# PROVIDED TEXT
******************************

A Mysterious Epidemic: The Ins and Outs of Lyme Disease

You’ve heard of Lyme disease, but how much do you really know about it?

Photo from Thinkstock.

The warmer months are suddenly approaching and that can mean only one thing– tick season. New England is a hotspot for tick-borne illnesses due to its proximity to water sources and Rhode Island towns that are expanding into wooded areas, like Jamestown, Narragansett and Charlestown, are at particularly high risk for tick infestation according to the Rhode Island Department of Environmental Management (RIDEM).

Though not every tick will carry Lyme disease or can even be attached to a host long enough to transfer the bacteria, it’s still crucial for people to know and understand how the illness works. Most of us have known or met someone with Lyme disease and heard stories about how they had chills or aches and pains for ages before getting the diagnosis, and by then the disease has significantly worsened. Here are some important facts from the Center for Disease Control and RIDEM that you should know to ensure that you or a loved one don’t end up in the same boat.

HOW THE DISEASE WORKS:

So far, only ticks can spread this disease. It is not viral and cannot be transmitted person-to-person. The tick has to be on its host for at least thirty-six to forty-eight hours, possibly longer. If you find a tick on your skin, remove it as soon as possible. Use fine point tweezers to grasp the tick as close to the skin as possible and pull firmly upward (do not twist). Place the tick in a jar of alcohol. If any of the below symptoms occur, consult your doctor immediately and bring the tick to your appointment so they may test it.

******************************

[Dataset entries]

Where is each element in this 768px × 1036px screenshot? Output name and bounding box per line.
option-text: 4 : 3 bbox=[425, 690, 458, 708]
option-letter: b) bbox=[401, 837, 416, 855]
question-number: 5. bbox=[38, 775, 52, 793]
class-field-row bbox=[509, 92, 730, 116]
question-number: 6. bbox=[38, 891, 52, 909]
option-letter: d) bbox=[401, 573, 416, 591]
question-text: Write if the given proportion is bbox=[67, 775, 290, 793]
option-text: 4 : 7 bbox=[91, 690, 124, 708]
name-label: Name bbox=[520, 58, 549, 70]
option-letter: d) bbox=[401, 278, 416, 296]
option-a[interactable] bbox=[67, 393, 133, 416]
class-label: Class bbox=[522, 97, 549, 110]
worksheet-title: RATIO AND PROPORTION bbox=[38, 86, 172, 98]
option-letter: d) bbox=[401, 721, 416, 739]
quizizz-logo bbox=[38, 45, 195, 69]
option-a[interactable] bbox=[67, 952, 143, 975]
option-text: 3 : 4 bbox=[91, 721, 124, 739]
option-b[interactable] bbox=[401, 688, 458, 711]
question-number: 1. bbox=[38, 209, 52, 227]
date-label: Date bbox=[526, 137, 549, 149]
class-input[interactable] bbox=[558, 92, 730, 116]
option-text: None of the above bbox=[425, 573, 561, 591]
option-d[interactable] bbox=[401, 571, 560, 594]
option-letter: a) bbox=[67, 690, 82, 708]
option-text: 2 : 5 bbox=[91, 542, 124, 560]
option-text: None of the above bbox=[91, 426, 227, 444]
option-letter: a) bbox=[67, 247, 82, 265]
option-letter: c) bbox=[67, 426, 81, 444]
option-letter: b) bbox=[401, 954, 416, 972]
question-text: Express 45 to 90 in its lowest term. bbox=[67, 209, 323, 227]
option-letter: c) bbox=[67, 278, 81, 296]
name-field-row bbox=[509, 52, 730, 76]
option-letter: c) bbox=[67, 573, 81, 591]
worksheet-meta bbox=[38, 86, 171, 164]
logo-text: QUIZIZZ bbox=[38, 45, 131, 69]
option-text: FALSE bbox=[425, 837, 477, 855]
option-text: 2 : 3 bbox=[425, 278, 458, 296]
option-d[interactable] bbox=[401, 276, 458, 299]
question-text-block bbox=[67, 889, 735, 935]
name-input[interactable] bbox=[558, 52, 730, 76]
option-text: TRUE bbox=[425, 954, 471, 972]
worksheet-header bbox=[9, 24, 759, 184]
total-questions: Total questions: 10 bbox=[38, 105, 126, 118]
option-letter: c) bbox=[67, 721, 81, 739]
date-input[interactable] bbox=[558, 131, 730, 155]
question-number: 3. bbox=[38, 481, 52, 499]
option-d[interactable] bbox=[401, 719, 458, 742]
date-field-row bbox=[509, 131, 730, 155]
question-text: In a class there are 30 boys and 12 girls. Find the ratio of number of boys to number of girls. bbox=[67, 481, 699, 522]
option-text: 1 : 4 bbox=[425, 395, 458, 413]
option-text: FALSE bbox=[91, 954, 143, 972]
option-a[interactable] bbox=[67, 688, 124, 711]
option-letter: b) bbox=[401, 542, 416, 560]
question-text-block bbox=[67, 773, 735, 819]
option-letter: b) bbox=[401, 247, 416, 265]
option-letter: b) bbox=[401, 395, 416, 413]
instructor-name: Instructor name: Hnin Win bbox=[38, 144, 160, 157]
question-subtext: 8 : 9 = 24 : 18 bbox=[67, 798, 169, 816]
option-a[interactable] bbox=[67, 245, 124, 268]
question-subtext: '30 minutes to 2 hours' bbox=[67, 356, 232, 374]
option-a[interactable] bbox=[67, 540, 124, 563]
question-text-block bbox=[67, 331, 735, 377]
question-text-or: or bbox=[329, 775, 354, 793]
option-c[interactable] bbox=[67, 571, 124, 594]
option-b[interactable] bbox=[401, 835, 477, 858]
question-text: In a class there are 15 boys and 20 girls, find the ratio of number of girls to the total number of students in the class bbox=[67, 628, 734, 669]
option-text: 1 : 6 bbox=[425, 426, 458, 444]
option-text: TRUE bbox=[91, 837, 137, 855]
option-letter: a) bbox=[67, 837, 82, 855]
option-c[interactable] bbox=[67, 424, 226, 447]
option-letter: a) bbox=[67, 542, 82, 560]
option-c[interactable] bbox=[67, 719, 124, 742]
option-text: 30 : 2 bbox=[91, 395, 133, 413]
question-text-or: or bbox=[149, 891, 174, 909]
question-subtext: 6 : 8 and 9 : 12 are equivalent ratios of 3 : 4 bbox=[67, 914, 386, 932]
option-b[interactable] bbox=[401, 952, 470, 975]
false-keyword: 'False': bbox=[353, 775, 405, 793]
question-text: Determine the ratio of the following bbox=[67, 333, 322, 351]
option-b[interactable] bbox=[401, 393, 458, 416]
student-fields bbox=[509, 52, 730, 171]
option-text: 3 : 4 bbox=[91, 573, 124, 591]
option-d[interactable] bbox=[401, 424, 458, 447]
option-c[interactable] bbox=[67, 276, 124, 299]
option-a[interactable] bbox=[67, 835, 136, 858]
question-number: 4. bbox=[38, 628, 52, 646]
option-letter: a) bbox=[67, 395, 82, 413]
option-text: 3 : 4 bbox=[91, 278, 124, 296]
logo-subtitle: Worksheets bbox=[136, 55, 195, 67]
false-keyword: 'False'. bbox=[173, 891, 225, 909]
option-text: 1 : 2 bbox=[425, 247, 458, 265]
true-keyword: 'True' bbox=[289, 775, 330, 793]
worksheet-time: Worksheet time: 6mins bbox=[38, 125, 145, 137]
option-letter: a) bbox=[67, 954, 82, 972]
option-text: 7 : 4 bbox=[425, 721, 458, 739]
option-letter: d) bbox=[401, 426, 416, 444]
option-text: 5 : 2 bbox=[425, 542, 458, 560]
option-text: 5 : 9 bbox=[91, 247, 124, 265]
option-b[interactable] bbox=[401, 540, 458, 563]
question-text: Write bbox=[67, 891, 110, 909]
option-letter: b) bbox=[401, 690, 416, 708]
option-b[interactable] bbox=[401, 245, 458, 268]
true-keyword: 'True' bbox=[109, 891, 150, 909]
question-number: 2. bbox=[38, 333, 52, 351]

******************************

# ACTION ITEM
Copy the portion of the Lyme disease article starting at "Photo from Thinkstock." and ending at "Environmental Management (RIDEM).". The rows have no connection to the Lyme disease article.

# WRITTEN ANSWER
Photo from Thinkstock.

The warmer months are suddenly approaching and that can mean only one thing– tick season. New England is a hotspot for tick-borne illnesses due to its proximity to water sources and Rhode Island towns that are expanding into wooded areas, like Jamestown, Narragansett and Charlestown, are at particularly high risk for tick infestation according to the Rhode Island Department of Environmental Management (RIDEM).